*PROBLEM TO SOLVE*: Reproduce all entries precisely as they are written.
◇ ◇ ◇ ◇
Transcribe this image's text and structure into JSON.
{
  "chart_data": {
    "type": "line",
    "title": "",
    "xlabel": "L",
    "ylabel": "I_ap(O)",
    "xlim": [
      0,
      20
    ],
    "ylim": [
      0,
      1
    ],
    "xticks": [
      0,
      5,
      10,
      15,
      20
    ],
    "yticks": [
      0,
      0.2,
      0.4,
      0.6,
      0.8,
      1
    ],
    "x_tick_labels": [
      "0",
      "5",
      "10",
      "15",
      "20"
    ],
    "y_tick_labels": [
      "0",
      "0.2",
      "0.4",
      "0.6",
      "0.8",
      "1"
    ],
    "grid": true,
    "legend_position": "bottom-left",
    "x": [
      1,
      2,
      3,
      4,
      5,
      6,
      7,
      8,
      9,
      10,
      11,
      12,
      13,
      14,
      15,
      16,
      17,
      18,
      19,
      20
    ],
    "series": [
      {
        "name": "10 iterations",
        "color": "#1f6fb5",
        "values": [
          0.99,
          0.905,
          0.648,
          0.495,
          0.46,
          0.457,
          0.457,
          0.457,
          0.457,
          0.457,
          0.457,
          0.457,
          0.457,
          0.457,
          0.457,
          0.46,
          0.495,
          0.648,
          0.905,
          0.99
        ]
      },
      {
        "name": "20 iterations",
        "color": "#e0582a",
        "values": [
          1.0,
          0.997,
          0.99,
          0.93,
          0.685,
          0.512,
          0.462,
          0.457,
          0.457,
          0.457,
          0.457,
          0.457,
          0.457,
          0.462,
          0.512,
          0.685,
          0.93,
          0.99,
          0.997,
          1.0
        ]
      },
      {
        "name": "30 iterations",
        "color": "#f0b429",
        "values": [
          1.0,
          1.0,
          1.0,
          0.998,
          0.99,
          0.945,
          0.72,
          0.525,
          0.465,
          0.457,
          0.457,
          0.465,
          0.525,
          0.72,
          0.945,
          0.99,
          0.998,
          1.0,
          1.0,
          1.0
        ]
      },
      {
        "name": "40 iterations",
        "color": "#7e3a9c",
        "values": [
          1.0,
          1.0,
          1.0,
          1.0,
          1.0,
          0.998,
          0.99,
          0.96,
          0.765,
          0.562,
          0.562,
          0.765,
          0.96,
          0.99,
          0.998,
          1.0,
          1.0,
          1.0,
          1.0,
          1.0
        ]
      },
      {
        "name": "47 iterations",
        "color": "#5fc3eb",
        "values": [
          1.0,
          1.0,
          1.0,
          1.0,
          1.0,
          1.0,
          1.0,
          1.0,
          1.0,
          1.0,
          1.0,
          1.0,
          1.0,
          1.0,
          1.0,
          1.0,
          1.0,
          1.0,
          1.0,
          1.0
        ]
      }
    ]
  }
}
◇ ◇ ◇ ◇
*SOLUTION TO THIS TASK*:
Transcribe this image's text and structure into JSON.
{
  "chart_data": {
    "type": "line",
    "title": "",
    "xlabel": "L",
    "ylabel": "I_ap(O)",
    "xlim": [
      0,
      20
    ],
    "ylim": [
      0,
      1
    ],
    "xticks": [
      0,
      5,
      10,
      15,
      20
    ],
    "yticks": [
      0,
      0.2,
      0.4,
      0.6,
      0.8,
      1
    ],
    "x_tick_labels": [
      "0",
      "5",
      "10",
      "15",
      "20"
    ],
    "y_tick_labels": [
      "0",
      "0.2",
      "0.4",
      "0.6",
      "0.8",
      "1"
    ],
    "grid": true,
    "legend_position": "bottom-left",
    "x": [
      1,
      2,
      3,
      4,
      5,
      6,
      7,
      8,
      9,
      10,
      11,
      12,
      13,
      14,
      15,
      16,
      17,
      18,
      19,
      20
    ],
    "series": [
      {
        "name": "10 iterations",
        "color": "#1f6fb5",
        "values": [
          0.99,
          0.905,
          0.648,
          0.495,
          0.46,
          0.457,
          0.457,
          0.457,
          0.457,
          0.457,
          0.457,
          0.457,
          0.457,
          0.457,
          0.457,
          0.46,
          0.495,
          0.648,
          0.905,
          0.99
        ]
      },
      {
        "name": "20 iterations",
        "color": "#e0582a",
        "values": [
          1.0,
          0.997,
          0.99,
          0.93,
          0.685,
          0.512,
          0.462,
          0.457,
          0.457,
          0.457,
          0.457,
          0.457,
          0.457,
          0.462,
          0.512,
          0.685,
          0.93,
          0.99,
          0.997,
          1.0
        ]
      },
      {
        "name": "30 iterations",
        "color": "#f0b429",
        "values": [
          1.0,
          1.0,
          1.0,
          0.998,
          0.99,
          0.945,
          0.72,
          0.525,
          0.465,
          0.457,
          0.457,
          0.465,
          0.525,
          0.72,
          0.945,
          0.99,
          0.998,
          1.0,
          1.0,
          1.0
        ]
      },
      {
        "name": "40 iterations",
        "color": "#7e3a9c",
        "values": [
          1.0,
          1.0,
          1.0,
          1.0,
          1.0,
          0.998,
          0.99,
          0.96,
          0.765,
          0.562,
          0.562,
          0.765,
          0.96,
          0.99,
          0.998,
          1.0,
          1.0,
          1.0,
          1.0,
          1.0
        ]
      },
      {
        "name": "47 iterations",
        "color": "#5fc3eb",
        "values": [
          1.0,
          1.0,
          1.0,
          1.0,
          1.0,
          1.0,
          1.0,
          1.0,
          1.0,
          1.0,
          1.0,
          1.0,
          1.0,
          1.0,
          1.0,
          1.0,
          1.0,
          1.0,
          1.0,
          1.0
        ]
      }
    ]
  }
}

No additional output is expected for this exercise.